### TASK MATERIAL
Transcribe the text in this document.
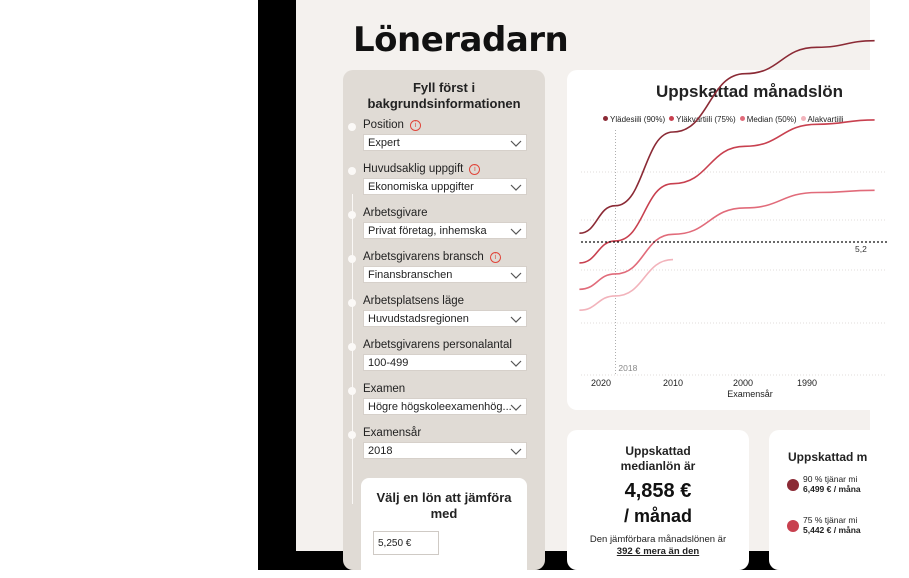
Löneradarn
Fyll först i
bakgrundsinformationen
Position i
Expert
Huvudsaklig uppgift i
Ekonomiska uppgifter
Arbetsgivare
Privat företag, inhemska
Arbetsgivarens bransch i
Finansbranschen
Arbetsplatsens läge
Huvudstadsregionen
Arbetsgivarens personalantal
100-499
Examen
Högre högskoleexamenhög...
Examensår
2018
Välj en lön att jämföra
med
5,250 €
Uppskattad månadslön
Ylädesiili (90%) Yläkvartiili (75%) Median (50%) Alakvartiili
2018
5,2
2020	2010	2000	1990
Examensår
Uppskattad
medianlön är
4,858 €
/ månad
Den jämförbara månadslönen är
392 € mera än den
Uppskattad m
90 % tjänar mi
6,499 € / måna
75 % tjänar mi
5,442 € / måna
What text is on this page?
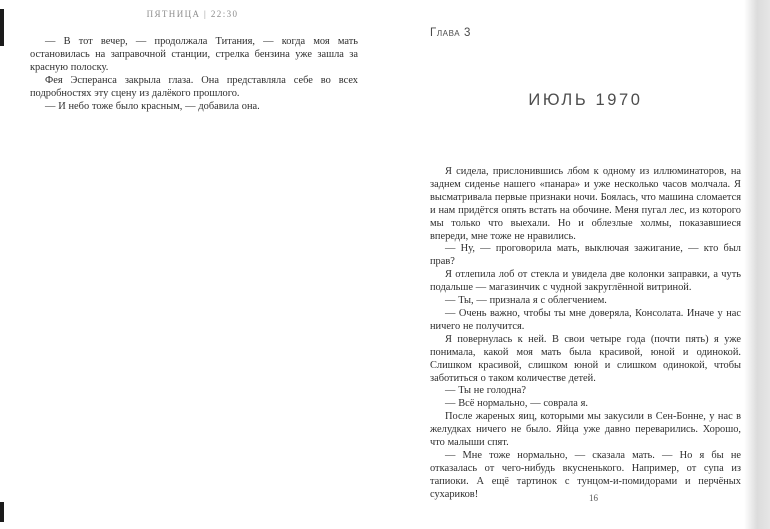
ПЯТНИЦА | 22:30

— В тот вечер, — продолжала Титания, — когда моя мать остановилась на заправочной станции, стрелка бензина уже зашла за красную полоску.

Фея Эсперанса закрыла глаза. Она представляла себе во всех подробностях эту сцену из далёкого прошлого.

— И небо тоже было красным, — добавила она.

Глава 3
ИЮЛЬ 1970

Я сидела, прислонившись лбом к одному из иллюминаторов, на заднем сиденье нашего «панара» и уже несколько часов молчала. Я высматривала первые признаки ночи. Боялась, что машина сломается и нам придётся опять встать на обочине. Меня пугал лес, из которого мы только что выехали. Но и облезлые холмы, показавшиеся впереди, мне тоже не нравились.

— Ну, — проговорила мать, выключая зажигание, — кто был прав?

Я отлепила лоб от стекла и увидела две колонки заправки, а чуть подальше — магазинчик с чудной закруглённой витриной.

— Ты, — признала я с облегчением.

— Очень важно, чтобы ты мне доверяла, Консолата. Иначе у нас ничего не получится.

Я повернулась к ней. В свои четыре года (почти пять) я уже понимала, какой моя мать была красивой, юной и одинокой. Слишком красивой, слишком юной и слишком одинокой, чтобы заботиться о таком количестве детей.

— Ты не голодна?

— Всё нормально, — соврала я.

После жареных яиц, которыми мы закусили в Сен-Бонне, у нас в желудках ничего не было. Яйца уже давно переварились. Хорошо, что малыши спят.

— Мне тоже нормально, — сказала мать. — Но я бы не отказалась от чего-нибудь вкусненького. Например, от супа из тапиоки. А ещё тартинок с тунцом-и-помидорами и перчёных сухариков!	16
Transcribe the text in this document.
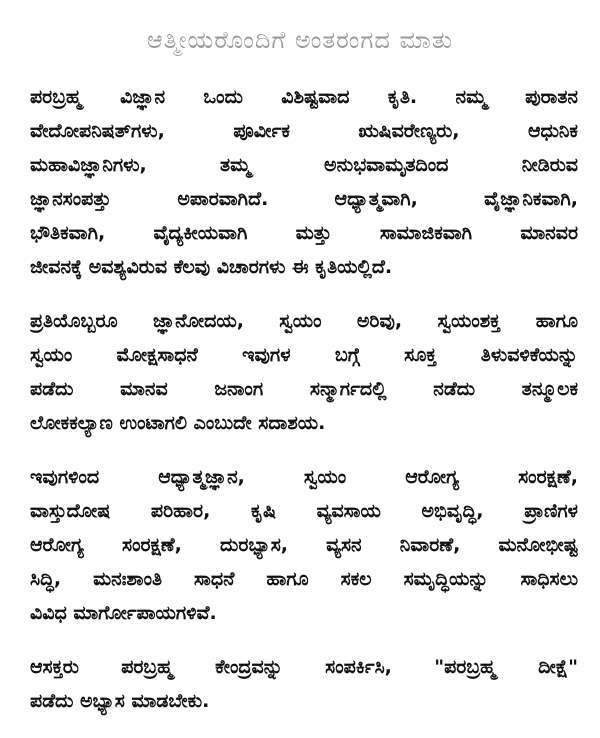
ಆತ್ಮೀಯರೊಂದಿಗೆ ಅಂತರಂಗದ ಮಾತು
ಪರಬ್ರಹ್ಮ ವಿಜ್ಞಾನ ಒಂದು ವಿಶಿಷ್ಟವಾದ ಕೃತಿ. ನಮ್ಮ ಪುರಾತನ
ವೇದೋಪನಿಷತ್‌ಗಳು, ಪೂರ್ವೀಕ ಋಷಿವರೇಣ್ಯರು, ಆಧುನಿಕ
ಮಹಾವಿಜ್ಞಾನಿಗಳು, ತಮ್ಮ ಅನುಭವಾಮೃತದಿಂದ ನೀಡಿರುವ
ಜ್ಞಾನಸಂಪತ್ತು ಅಪಾರವಾಗಿದೆ. ಆಧ್ಯಾತ್ಮವಾಗಿ, ವೈಜ್ಞಾನಿಕವಾಗಿ,
ಭೌತಿಕವಾಗಿ, ವೈದ್ಯಕೀಯವಾಗಿ ಮತ್ತು ಸಾಮಾಜಿಕವಾಗಿ ಮಾನವರ
ಜೀವನಕ್ಕೆ ಅವಶ್ಯವಿರುವ ಕೆಲವು ವಿಚಾರಗಳು ಈ ಕೃತಿಯಲ್ಲಿದೆ.
ಪ್ರತಿಯೊಬ್ಬರೂ ಜ್ಞಾನೋದಯ, ಸ್ವಯಂ ಅರಿವು, ಸ್ವಯಂಶಕ್ತ ಹಾಗೂ
ಸ್ವಯಂ ಮೋಕ್ಷಸಾಧನೆ ಇವುಗಳ ಬಗ್ಗೆ ಸೂಕ್ತ ತಿಳುವಳಿಕೆಯನ್ನು
ಪಡೆದು ಮಾನವ ಜನಾಂಗ ಸನ್ಮಾರ್ಗದಲ್ಲಿ ನಡೆದು ತನ್ಮೂಲಕ
ಲೋಕಕಲ್ಯಾಣ ಉಂಟಾಗಲಿ ಎಂಬುದೇ ಸದಾಶಯ.
ಇವುಗಳಿಂದ ಆಧ್ಯಾತ್ಮಜ್ಞಾನ, ಸ್ವಯಂ ಆರೋಗ್ಯ ಸಂರಕ್ಷಣೆ,
ವಾಸ್ತುದೋಷ ಪರಿಹಾರ, ಕೃಷಿ ವ್ಯವಸಾಯ ಅಭಿವೃದ್ಧಿ, ಪ್ರಾಣಿಗಳ
ಆರೋಗ್ಯ ಸಂರಕ್ಷಣೆ, ದುರಭ್ಯಾಸ, ವ್ಯಸನ ನಿವಾರಣೆ, ಮನೋಭೀಷ್ಟ
ಸಿದ್ಧಿ, ಮನಃಶಾಂತಿ ಸಾಧನೆ ಹಾಗೂ ಸಕಲ ಸಮೃದ್ಧಿಯನ್ನು ಸಾಧಿಸಲು
ವಿವಿಧ ಮಾರ್ಗೋಪಾಯಗಳಿವೆ.
ಆಸಕ್ತರು ಪರಬ್ರಹ್ಮ ಕೇಂದ್ರವನ್ನು ಸಂಪರ್ಕಿಸಿ, "ಪರಬ್ರಹ್ಮ ದೀಕ್ಷೆ"
ಪಡೆದು ಅಭ್ಯಾಸ ಮಾಡಬೇಕು.
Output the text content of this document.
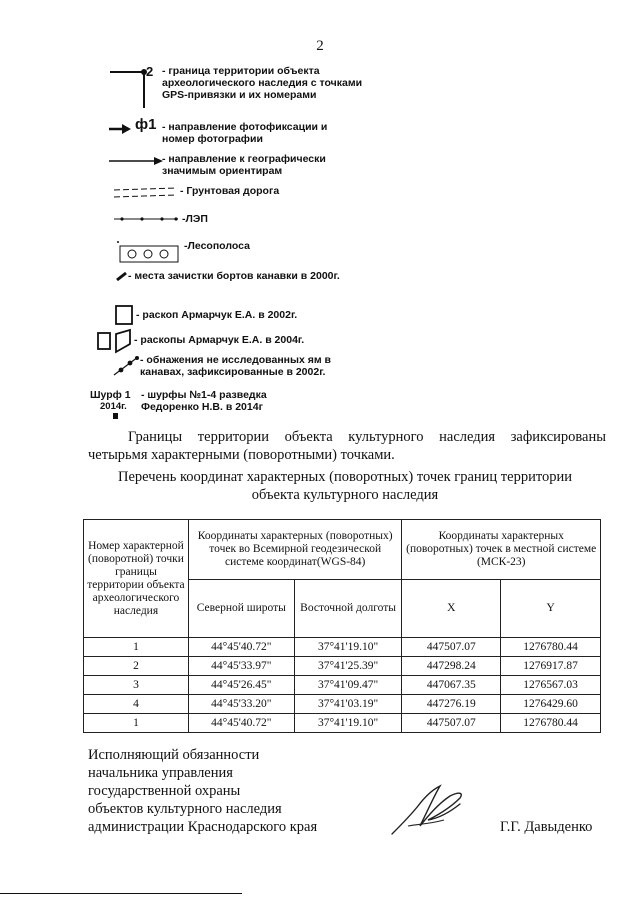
2
2 - граница территории объекта археологического наследия с точками GPS-привязки и их номерами
ф1 - направление фотофиксации и номер фотографии
- направление к географически значимым ориентирам
- Грунтовая дорога
-ЛЭП
-Лесополоса
- места зачистки бортов канавки в 2000г.
- раскоп Армарчук Е.А. в 2002г.
- раскопы Армарчук Е.А. в 2004г.
- обнажения не исследованных ям в канавах, зафиксированные в 2002г.
Шурф 1
2014г.
- шурфы №1-4 разведка Федоренко Н.В. в 2014г
Границы территории объекта культурного наследия зафиксированы четырьмя характерными (поворотными) точками.
Перечень координат характерных (поворотных) точек границ территории объекта культурного наследия
Номер характерной (поворотной) точки границы территории объекта археологического наследия	Координаты характерных (поворотных) точек во Всемирной геодезической системе координат(WGS-84)		Координаты характерных (поворотных) точек в местной системе (МСК-23)	
	Северной широты	Восточной долготы	X	Y
1	44°45'40.72"	37°41'19.10"	447507.07	1276780.44
2	44°45'33.97"	37°41'25.39"	447298.24	1276917.87
3	44°45'26.45"	37°41'09.47"	447067.35	1276567.03
4	44°45'33.20"	37°41'03.19"	447276.19	1276429.60
1	44°45'40.72"	37°41'19.10"	447507.07	1276780.44
Исполняющий обязанности
начальника управления
государственной охраны
объектов культурного наследия
администрации Краснодарского края	Г.Г. Давыденко
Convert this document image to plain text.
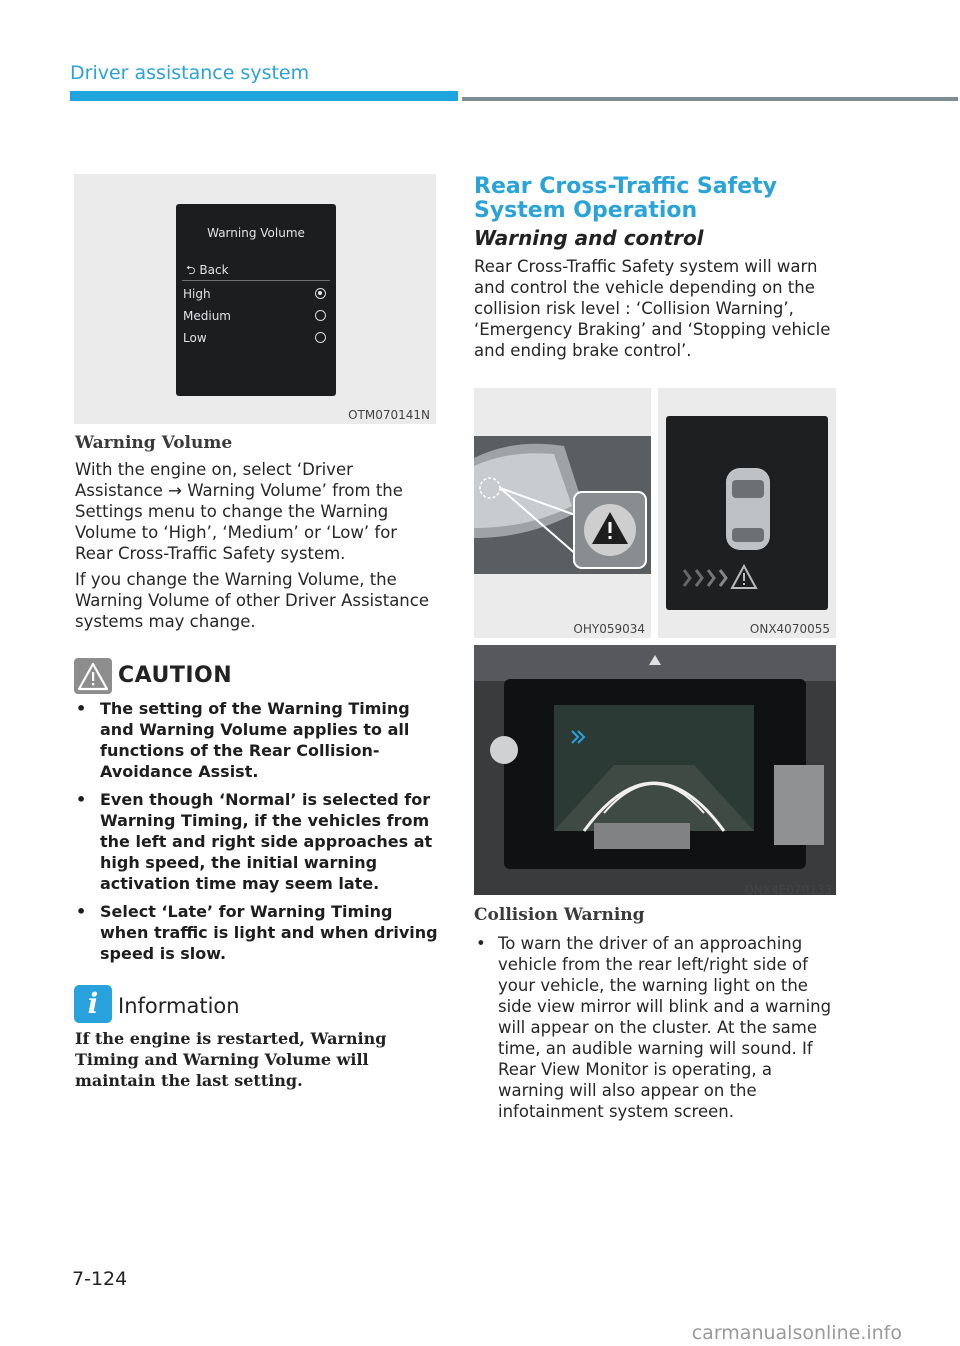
Driver assistance system
Warning Volume
⮌ Back
High
Medium
Low
OTM070141N
Warning Volume
With the engine on, select ‘Driver Assistance → Warning Volume’ from the Settings menu to change the Warning Volume to ‘High’, ‘Medium’ or ‘Low’ for Rear Cross-Traffic Safety system.
If you change the Warning Volume, the Warning Volume of other Driver Assistance systems may change.
CAUTION
• The setting of the Warning Timing and Warning Volume applies to all functions of the Rear Collision-Avoidance Assist.
• Even though ‘Normal’ is selected for Warning Timing, if the vehicles from the left and right side approaches at high speed, the initial warning activation time may seem late.
• Select ‘Late’ for Warning Timing when traffic is light and when driving speed is slow.
i Information
If the engine is restarted, Warning Timing and Warning Volume will maintain the last setting.
Rear Cross-Traffic Safety System Operation
Warning and control
Rear Cross-Traffic Safety system will warn and control the vehicle depending on the collision risk level : ‘Collision Warning’, ‘Emergency Braking’ and ‘Stopping vehicle and ending brake control’.
OHY059034	ONX4070055
ONX4E070133
Collision Warning
• To warn the driver of an approaching vehicle from the rear left/right side of your vehicle, the warning light on the side view mirror will blink and a warning will appear on the cluster. At the same time, an audible warning will sound. If Rear View Monitor is operating, a warning will also appear on the infotainment system screen.
7-124
carmanualsonline.info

### REQUEST
Copy every line from the records above that contains the word "чтобы".

### TASK ANSWER
— Очень важно, чтобы ты мне доверяла, Консолата. Иначе у нас ничего не получится.
Я повернулась к ней. В свои четыре года (почти пять) я уже понимала, какой моя мать была красивой, юной и одинокой. Слишком красивой, слишком юной и слишком одинокой, чтобы заботиться о таком количестве детей.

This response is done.